***** STORED DATA

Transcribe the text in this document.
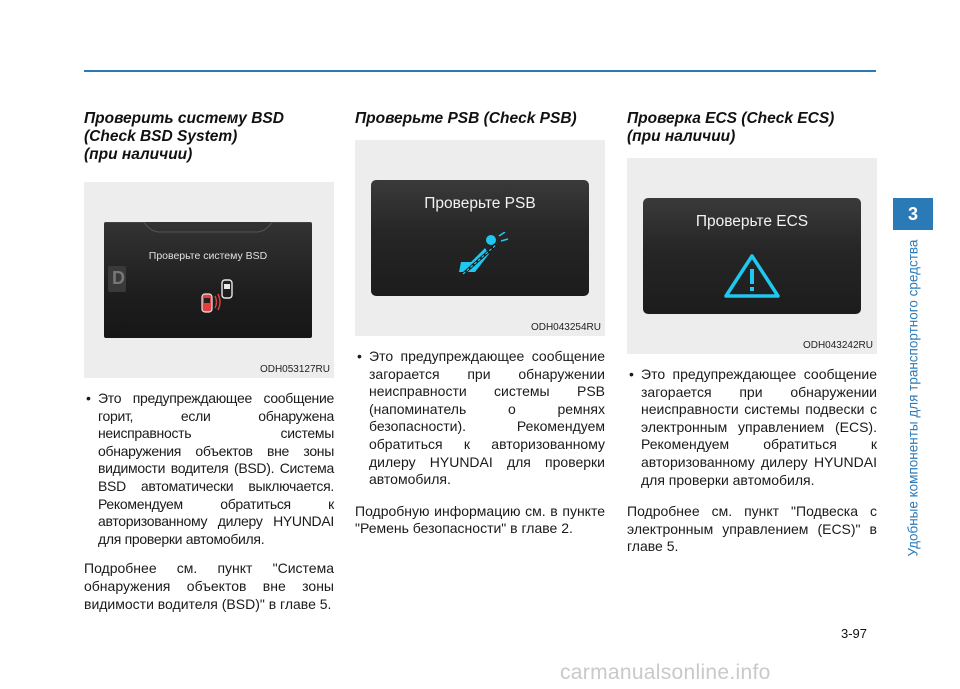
Проверить систему BSD
(Check BSD System)
(при наличии)
D
Проверьте систему BSD
ODH053127RU
• Это предупреждающее сообщение горит, если обнаружена неисправность системы обнаружения объектов вне зоны видимости водителя (BSD). Система BSD автоматически выключается. Рекомендуем обратиться к авторизованному дилеру HYUNDAI для проверки автомобиля.
Подробнее см. пункт "Система обнаружения объектов вне зоны видимости водителя (BSD)" в главе 5.
Проверьте PSB (Check PSB)
Проверьте PSB
ODH043254RU
• Это предупреждающее сообщение загорается при обнаружении неисправности системы PSB (напоминатель о ремнях безопасности). Рекомендуем обратиться к авторизованному дилеру HYUNDAI для проверки автомобиля.
Подробную информацию см. в пункте "Ремень безопасности" в главе 2.
Проверка ECS (Check ECS)
(при наличии)
Проверьте ECS
ODH043242RU
• Это предупреждающее сообщение загорается при обнаружении неисправности системы подвески с электронным управлением (ECS). Рекомендуем обратиться к авторизованному дилеру HYUNDAI для проверки автомобиля.
Подробнее см. пункт "Подвеска с электронным управлением (ECS)" в главе 5.
3
Удобные компоненты для транспортного средства
3-97
carmanualsonline.info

**********

- **SET PROBLEM**:
Pick out and copy the lines of the material that include the word "главе".

- **RESULT BELOW**:
Подробнее см. пункт "Система обнаружения объектов вне зоны видимости водителя (BSD)" в главе 5.
Подробную информацию см. в пункте "Ремень безопасности" в главе 2.
Подробнее см. пункт "Подвеска с электронным управлением (ECS)" в главе 5.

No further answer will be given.